Challenge:
Extract the full listing below without altering a single character.

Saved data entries
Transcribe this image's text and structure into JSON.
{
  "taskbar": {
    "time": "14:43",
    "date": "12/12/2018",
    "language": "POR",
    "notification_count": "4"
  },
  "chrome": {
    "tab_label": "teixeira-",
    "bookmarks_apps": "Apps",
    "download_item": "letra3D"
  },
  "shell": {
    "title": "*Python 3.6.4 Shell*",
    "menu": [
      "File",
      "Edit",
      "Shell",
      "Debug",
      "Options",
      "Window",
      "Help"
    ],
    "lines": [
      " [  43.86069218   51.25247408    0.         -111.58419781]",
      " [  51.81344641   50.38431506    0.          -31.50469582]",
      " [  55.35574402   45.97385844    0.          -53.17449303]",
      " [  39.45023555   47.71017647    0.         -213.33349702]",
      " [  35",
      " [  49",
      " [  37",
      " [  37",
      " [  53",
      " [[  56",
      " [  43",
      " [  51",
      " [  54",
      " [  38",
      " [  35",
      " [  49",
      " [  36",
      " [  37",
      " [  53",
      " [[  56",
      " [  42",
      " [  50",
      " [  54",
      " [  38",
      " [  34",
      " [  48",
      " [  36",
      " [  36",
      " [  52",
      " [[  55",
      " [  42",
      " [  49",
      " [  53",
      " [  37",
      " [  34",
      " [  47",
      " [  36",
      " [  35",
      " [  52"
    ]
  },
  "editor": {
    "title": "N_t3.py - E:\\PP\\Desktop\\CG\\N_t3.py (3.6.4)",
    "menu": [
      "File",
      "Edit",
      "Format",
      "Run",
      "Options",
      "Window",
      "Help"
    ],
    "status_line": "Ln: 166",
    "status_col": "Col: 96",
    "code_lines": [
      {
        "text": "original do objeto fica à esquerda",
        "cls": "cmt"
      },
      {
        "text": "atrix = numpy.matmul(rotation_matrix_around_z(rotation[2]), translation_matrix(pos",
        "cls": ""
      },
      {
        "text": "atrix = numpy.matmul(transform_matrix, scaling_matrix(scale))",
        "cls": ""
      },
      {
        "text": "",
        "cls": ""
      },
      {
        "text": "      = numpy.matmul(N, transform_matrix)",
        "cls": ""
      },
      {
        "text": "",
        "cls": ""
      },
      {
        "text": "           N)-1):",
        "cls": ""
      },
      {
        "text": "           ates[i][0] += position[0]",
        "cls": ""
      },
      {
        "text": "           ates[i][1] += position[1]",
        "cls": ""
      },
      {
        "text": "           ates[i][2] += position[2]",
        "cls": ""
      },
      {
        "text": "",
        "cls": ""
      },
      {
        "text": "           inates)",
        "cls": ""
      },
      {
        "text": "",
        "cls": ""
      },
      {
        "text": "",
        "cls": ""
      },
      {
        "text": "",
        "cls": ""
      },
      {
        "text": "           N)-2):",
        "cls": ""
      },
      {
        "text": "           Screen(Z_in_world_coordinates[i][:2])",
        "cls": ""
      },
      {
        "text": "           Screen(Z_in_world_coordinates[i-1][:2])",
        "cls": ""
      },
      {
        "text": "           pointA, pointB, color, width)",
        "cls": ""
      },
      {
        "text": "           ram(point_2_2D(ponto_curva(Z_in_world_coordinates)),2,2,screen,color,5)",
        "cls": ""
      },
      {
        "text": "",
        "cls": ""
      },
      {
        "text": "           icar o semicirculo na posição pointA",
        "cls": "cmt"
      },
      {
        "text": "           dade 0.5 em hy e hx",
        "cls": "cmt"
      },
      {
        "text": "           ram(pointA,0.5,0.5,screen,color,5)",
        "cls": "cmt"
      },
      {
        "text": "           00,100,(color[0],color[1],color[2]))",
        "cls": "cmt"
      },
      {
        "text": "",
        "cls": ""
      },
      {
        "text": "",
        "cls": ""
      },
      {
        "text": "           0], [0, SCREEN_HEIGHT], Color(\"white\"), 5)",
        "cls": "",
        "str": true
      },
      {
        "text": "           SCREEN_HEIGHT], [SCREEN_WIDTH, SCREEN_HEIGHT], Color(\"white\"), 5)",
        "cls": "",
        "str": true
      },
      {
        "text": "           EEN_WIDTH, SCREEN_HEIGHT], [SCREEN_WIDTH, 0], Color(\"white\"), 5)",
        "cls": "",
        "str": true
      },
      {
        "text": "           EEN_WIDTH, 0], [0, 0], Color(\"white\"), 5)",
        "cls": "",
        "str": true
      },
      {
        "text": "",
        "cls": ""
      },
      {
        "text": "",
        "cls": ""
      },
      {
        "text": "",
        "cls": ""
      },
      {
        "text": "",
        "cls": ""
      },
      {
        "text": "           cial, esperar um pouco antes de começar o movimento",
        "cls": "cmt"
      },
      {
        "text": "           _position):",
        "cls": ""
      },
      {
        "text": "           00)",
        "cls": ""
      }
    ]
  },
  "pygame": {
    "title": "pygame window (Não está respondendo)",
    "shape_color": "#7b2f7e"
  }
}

Output:
Transcribe this image's text and structure into JSON.
{
  "taskbar": {
    "time": "14:43",
    "date": "12/12/2018",
    "language": "POR",
    "notification_count": "4"
  },
  "chrome": {
    "tab_label": "teixeira-",
    "bookmarks_apps": "Apps",
    "download_item": "letra3D"
  },
  "shell": {
    "title": "*Python 3.6.4 Shell*",
    "menu": [
      "File",
      "Edit",
      "Shell",
      "Debug",
      "Options",
      "Window",
      "Help"
    ],
    "lines": [
      " [  43.86069218   51.25247408    0.         -111.58419781]",
      " [  51.81344641   50.38431506    0.          -31.50469582]",
      " [  55.35574402   45.97385844    0.          -53.17449303]",
      " [  39.45023555   47.71017647    0.         -213.33349702]",
      " [  35",
      " [  49",
      " [  37",
      " [  37",
      " [  53",
      " [[  56",
      " [  43",
      " [  51",
      " [  54",
      " [  38",
      " [  35",
      " [  49",
      " [  36",
      " [  37",
      " [  53",
      " [[  56",
      " [  42",
      " [  50",
      " [  54",
      " [  38",
      " [  34",
      " [  48",
      " [  36",
      " [  36",
      " [  52",
      " [[  55",
      " [  42",
      " [  49",
      " [  53",
      " [  37",
      " [  34",
      " [  47",
      " [  36",
      " [  35",
      " [  52"
    ]
  },
  "editor": {
    "title": "N_t3.py - E:\\PP\\Desktop\\CG\\N_t3.py (3.6.4)",
    "menu": [
      "File",
      "Edit",
      "Format",
      "Run",
      "Options",
      "Window",
      "Help"
    ],
    "status_line": "Ln: 166",
    "status_col": "Col: 96",
    "code_lines": [
      {
        "text": "original do objeto fica à esquerda",
        "cls": "cmt"
      },
      {
        "text": "atrix = numpy.matmul(rotation_matrix_around_z(rotation[2]), translation_matrix(pos",
        "cls": ""
      },
      {
        "text": "atrix = numpy.matmul(transform_matrix, scaling_matrix(scale))",
        "cls": ""
      },
      {
        "text": "",
        "cls": ""
      },
      {
        "text": "      = numpy.matmul(N, transform_matrix)",
        "cls": ""
      },
      {
        "text": "",
        "cls": ""
      },
      {
        "text": "           N)-1):",
        "cls": ""
      },
      {
        "text": "           ates[i][0] += position[0]",
        "cls": ""
      },
      {
        "text": "           ates[i][1] += position[1]",
        "cls": ""
      },
      {
        "text": "           ates[i][2] += position[2]",
        "cls": ""
      },
      {
        "text": "",
        "cls": ""
      },
      {
        "text": "           inates)",
        "cls": ""
      },
      {
        "text": "",
        "cls": ""
      },
      {
        "text": "",
        "cls": ""
      },
      {
        "text": "",
        "cls": ""
      },
      {
        "text": "           N)-2):",
        "cls": ""
      },
      {
        "text": "           Screen(Z_in_world_coordinates[i][:2])",
        "cls": ""
      },
      {
        "text": "           Screen(Z_in_world_coordinates[i-1][:2])",
        "cls": ""
      },
      {
        "text": "           pointA, pointB, color, width)",
        "cls": ""
      },
      {
        "text": "           ram(point_2_2D(ponto_curva(Z_in_world_coordinates)),2,2,screen,color,5)",
        "cls": ""
      },
      {
        "text": "",
        "cls": ""
      },
      {
        "text": "           icar o semicirculo na posição pointA",
        "cls": "cmt"
      },
      {
        "text": "           dade 0.5 em hy e hx",
        "cls": "cmt"
      },
      {
        "text": "           ram(pointA,0.5,0.5,screen,color,5)",
        "cls": "cmt"
      },
      {
        "text": "           00,100,(color[0],color[1],color[2]))",
        "cls": "cmt"
      },
      {
        "text": "",
        "cls": ""
      },
      {
        "text": "",
        "cls": ""
      },
      {
        "text": "           0], [0, SCREEN_HEIGHT], Color(\"white\"), 5)",
        "cls": "",
        "str": true
      },
      {
        "text": "           SCREEN_HEIGHT], [SCREEN_WIDTH, SCREEN_HEIGHT], Color(\"white\"), 5)",
        "cls": "",
        "str": true
      },
      {
        "text": "           EEN_WIDTH, SCREEN_HEIGHT], [SCREEN_WIDTH, 0], Color(\"white\"), 5)",
        "cls": "",
        "str": true
      },
      {
        "text": "           EEN_WIDTH, 0], [0, 0], Color(\"white\"), 5)",
        "cls": "",
        "str": true
      },
      {
        "text": "",
        "cls": ""
      },
      {
        "text": "",
        "cls": ""
      },
      {
        "text": "",
        "cls": ""
      },
      {
        "text": "",
        "cls": ""
      },
      {
        "text": "           cial, esperar um pouco antes de começar o movimento",
        "cls": "cmt"
      },
      {
        "text": "           _position):",
        "cls": ""
      },
      {
        "text": "           00)",
        "cls": ""
      }
    ]
  },
  "pygame": {
    "title": "pygame window (Não está respondendo)",
    "shape_color": "#7b2f7e"
  }
}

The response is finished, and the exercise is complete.